◆ **Exercise**: Each line that holds the word "ways" counts once. Give the total number of such lines and nothing else.
* * *
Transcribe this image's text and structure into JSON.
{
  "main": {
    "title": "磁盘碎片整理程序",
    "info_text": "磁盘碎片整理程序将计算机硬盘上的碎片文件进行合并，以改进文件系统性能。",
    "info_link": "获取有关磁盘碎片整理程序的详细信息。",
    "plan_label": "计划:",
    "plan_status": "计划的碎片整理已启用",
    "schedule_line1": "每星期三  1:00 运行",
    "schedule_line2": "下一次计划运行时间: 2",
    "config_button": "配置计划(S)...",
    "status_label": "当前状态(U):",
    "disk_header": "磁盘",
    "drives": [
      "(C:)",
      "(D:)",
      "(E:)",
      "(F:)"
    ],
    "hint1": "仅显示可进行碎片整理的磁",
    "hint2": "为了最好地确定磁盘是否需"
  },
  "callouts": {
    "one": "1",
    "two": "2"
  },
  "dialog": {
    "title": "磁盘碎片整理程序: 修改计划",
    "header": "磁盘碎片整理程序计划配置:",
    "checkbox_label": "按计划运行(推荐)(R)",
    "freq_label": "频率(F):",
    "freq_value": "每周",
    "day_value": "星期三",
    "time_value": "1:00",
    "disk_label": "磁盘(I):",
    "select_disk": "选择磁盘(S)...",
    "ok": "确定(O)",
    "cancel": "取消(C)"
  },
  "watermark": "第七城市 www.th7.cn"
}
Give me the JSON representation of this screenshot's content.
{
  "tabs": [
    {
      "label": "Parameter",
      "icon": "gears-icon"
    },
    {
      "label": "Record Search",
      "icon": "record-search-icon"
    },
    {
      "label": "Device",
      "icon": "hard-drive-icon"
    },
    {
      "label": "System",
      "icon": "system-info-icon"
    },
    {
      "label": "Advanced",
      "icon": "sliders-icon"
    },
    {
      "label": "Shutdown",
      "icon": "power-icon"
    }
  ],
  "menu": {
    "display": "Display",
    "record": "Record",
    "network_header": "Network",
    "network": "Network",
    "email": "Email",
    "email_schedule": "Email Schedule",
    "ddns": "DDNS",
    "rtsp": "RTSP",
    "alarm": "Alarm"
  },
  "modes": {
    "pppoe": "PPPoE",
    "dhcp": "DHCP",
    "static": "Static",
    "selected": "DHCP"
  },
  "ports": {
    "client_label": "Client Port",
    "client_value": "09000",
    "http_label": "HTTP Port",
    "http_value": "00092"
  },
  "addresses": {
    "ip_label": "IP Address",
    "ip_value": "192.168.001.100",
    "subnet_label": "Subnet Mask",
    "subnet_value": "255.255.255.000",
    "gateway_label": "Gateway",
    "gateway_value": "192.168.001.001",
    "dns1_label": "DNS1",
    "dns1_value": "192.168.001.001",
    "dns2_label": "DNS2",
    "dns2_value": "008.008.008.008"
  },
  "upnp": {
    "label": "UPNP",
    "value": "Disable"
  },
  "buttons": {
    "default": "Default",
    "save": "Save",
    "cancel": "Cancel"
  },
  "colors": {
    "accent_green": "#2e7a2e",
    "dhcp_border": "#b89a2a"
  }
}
* * *
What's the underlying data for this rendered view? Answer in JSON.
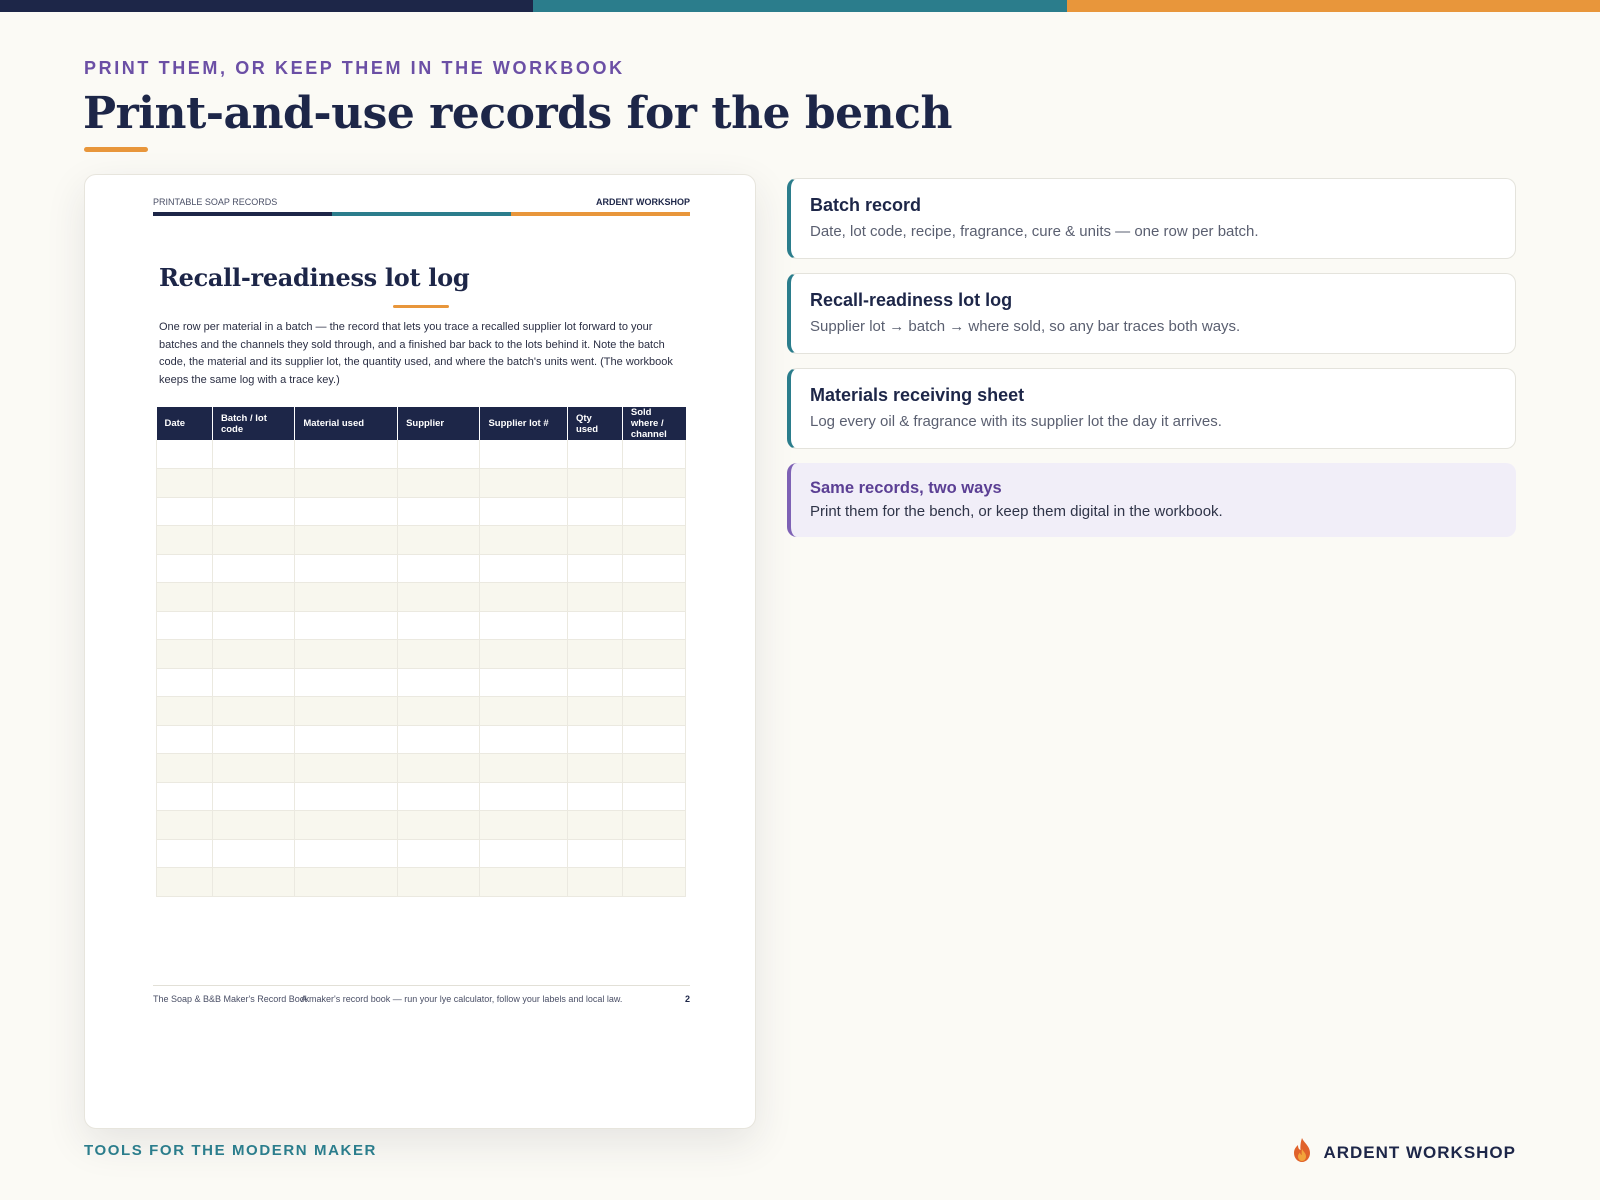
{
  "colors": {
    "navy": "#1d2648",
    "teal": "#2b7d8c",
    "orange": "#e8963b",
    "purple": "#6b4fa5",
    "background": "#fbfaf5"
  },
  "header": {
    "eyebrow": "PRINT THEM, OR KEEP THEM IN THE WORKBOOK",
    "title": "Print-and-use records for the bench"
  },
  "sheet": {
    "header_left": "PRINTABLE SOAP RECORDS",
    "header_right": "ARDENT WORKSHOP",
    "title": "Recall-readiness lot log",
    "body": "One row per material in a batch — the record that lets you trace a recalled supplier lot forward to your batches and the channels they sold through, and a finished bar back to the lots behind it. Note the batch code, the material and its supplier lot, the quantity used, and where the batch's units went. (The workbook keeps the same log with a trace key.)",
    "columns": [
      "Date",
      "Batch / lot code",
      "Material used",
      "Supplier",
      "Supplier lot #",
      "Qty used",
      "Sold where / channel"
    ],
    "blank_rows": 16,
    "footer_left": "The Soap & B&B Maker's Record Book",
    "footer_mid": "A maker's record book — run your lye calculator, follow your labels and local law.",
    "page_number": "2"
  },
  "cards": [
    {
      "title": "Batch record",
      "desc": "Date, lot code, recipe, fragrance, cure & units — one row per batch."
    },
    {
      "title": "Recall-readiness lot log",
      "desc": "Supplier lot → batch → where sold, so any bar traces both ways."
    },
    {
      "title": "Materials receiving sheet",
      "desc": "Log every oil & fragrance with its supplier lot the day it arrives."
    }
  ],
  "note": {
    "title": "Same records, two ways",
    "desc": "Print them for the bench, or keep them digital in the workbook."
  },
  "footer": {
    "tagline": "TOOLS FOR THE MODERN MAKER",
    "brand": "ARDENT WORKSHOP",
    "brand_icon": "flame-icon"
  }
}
* * *
◆ **Task output**: 2